### Exercise goal
Filter the data for lines with the word "marketing", then copy every line so identified.

Raw records:
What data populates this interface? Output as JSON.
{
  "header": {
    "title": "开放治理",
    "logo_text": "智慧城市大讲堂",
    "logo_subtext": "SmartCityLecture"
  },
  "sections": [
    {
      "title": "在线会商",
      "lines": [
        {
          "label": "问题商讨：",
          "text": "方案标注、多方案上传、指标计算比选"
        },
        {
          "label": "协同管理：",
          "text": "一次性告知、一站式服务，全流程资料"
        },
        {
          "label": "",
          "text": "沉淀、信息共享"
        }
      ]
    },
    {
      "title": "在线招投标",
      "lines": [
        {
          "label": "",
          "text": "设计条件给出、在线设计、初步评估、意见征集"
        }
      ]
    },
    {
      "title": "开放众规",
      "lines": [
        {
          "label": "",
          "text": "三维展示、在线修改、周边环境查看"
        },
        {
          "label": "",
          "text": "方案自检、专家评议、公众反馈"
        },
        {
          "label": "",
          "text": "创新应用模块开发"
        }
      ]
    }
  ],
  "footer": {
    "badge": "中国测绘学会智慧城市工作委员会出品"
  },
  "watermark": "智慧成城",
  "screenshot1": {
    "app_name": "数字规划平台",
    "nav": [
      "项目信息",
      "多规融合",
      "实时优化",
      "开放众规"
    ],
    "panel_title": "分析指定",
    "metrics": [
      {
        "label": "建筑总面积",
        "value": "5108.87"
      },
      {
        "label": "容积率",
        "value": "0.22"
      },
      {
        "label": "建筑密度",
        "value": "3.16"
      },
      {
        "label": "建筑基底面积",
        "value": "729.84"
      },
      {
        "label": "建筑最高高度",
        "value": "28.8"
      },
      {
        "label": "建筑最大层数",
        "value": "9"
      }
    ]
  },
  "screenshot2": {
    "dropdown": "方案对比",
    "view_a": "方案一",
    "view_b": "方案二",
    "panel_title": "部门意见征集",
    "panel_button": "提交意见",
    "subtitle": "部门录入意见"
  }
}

---

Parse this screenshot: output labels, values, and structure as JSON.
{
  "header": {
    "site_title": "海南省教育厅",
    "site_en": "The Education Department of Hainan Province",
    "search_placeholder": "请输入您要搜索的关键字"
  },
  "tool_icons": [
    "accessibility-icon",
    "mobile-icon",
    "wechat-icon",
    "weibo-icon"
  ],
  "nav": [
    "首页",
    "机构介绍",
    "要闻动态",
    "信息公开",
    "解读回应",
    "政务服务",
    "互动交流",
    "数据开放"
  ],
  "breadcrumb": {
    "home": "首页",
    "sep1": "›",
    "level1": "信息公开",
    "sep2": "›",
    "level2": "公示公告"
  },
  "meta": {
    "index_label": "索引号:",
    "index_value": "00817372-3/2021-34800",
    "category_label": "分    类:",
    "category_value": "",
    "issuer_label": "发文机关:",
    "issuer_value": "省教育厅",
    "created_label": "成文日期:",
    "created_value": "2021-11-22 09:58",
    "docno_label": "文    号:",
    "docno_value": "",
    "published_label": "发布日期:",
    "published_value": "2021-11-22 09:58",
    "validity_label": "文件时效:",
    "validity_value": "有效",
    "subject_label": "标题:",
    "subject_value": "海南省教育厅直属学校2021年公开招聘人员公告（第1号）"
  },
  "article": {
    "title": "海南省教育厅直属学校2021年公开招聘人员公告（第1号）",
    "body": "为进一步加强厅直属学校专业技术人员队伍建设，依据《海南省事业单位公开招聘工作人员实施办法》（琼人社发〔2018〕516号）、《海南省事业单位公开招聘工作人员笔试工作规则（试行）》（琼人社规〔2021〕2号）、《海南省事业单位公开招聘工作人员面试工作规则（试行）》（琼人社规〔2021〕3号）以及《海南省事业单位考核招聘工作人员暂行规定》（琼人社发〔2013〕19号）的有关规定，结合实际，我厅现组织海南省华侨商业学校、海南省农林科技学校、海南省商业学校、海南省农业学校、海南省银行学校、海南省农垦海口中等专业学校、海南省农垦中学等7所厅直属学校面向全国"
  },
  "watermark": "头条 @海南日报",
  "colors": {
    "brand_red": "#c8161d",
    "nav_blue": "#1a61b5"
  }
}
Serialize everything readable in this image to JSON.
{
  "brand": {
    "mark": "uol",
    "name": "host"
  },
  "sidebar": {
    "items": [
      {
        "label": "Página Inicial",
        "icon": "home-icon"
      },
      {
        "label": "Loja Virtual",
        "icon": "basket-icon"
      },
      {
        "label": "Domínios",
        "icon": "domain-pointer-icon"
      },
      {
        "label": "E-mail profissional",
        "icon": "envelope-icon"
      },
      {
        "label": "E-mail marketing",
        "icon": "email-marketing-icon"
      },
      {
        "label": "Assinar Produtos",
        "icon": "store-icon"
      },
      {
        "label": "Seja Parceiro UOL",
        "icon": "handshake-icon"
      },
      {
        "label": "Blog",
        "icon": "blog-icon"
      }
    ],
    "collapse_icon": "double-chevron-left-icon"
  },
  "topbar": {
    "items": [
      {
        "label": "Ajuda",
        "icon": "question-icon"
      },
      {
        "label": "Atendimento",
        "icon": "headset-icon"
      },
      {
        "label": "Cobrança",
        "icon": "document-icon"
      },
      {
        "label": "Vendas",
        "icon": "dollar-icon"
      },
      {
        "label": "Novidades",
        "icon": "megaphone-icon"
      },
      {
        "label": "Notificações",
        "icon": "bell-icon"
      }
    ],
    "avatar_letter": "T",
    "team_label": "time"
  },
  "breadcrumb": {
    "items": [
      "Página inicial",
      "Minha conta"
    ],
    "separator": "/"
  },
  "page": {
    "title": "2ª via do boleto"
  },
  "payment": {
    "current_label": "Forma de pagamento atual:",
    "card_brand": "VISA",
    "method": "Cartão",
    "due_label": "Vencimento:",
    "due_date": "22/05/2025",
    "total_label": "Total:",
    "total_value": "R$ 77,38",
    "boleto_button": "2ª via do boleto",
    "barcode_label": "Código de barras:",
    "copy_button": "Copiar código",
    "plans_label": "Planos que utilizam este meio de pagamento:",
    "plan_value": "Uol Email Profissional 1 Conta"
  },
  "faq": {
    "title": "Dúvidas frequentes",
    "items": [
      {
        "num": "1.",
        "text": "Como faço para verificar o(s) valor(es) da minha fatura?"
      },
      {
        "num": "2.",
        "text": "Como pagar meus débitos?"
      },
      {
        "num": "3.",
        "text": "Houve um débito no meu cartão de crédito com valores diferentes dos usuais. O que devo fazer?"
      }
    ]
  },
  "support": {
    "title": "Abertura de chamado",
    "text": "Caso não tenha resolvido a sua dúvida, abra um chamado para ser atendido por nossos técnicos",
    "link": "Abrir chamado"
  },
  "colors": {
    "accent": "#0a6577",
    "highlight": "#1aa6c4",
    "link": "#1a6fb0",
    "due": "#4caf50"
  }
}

---

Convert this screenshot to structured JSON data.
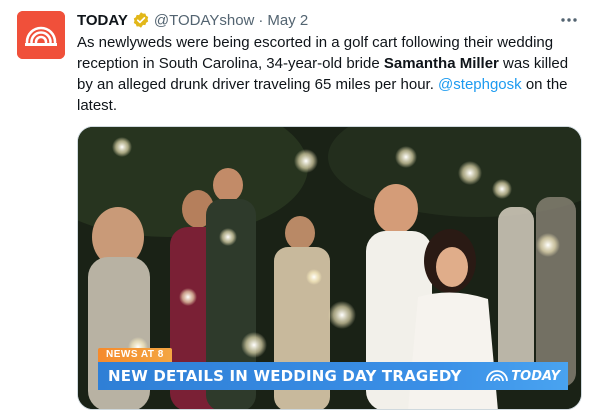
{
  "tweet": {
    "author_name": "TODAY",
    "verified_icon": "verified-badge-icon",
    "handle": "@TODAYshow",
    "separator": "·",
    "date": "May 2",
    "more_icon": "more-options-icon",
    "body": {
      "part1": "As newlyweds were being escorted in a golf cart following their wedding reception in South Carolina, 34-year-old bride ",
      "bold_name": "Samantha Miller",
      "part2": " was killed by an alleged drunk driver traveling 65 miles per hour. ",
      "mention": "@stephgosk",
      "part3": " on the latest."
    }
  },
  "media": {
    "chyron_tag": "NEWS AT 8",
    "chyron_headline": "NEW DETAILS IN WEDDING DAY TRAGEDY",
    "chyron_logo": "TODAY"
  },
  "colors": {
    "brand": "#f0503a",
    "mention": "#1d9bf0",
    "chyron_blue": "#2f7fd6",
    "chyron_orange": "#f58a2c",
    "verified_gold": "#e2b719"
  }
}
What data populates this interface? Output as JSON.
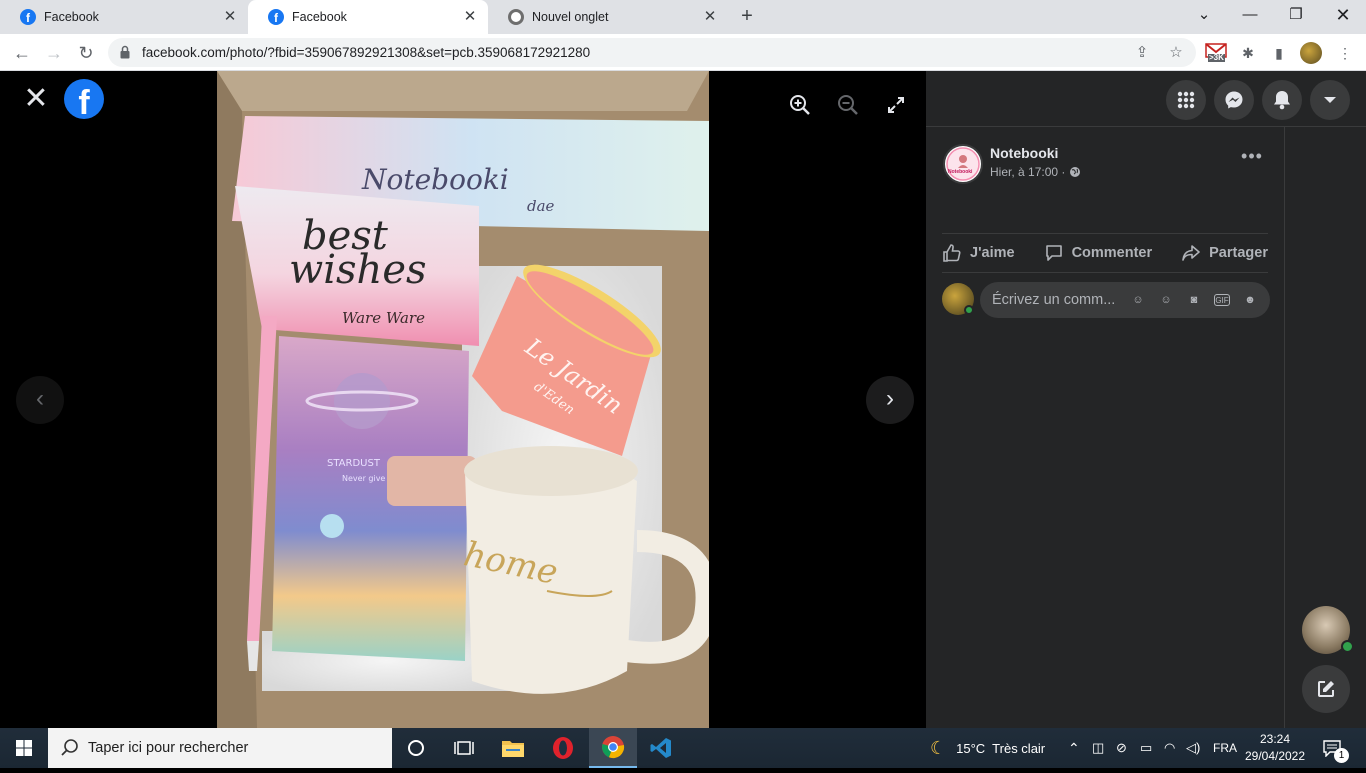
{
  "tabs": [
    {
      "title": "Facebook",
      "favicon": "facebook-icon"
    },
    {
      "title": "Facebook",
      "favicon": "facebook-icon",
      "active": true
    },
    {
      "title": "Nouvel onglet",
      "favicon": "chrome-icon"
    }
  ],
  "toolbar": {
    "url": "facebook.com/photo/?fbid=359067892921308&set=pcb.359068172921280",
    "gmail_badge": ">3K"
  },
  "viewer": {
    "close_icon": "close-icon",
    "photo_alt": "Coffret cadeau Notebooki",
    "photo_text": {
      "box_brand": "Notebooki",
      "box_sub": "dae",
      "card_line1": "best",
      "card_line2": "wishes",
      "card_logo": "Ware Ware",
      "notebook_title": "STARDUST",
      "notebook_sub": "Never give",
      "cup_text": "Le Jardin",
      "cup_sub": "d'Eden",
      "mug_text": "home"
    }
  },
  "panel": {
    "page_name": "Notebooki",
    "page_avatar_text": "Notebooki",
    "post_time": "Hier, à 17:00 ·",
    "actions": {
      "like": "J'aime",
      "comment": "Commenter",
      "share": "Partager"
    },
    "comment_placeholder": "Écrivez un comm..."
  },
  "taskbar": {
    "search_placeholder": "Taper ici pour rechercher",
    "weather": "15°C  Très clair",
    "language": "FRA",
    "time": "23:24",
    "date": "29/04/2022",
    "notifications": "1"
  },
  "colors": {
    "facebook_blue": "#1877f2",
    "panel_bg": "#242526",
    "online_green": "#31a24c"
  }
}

### Full solution
        "label": "E-mail marketing",
        "icon": "email-marketing-icon"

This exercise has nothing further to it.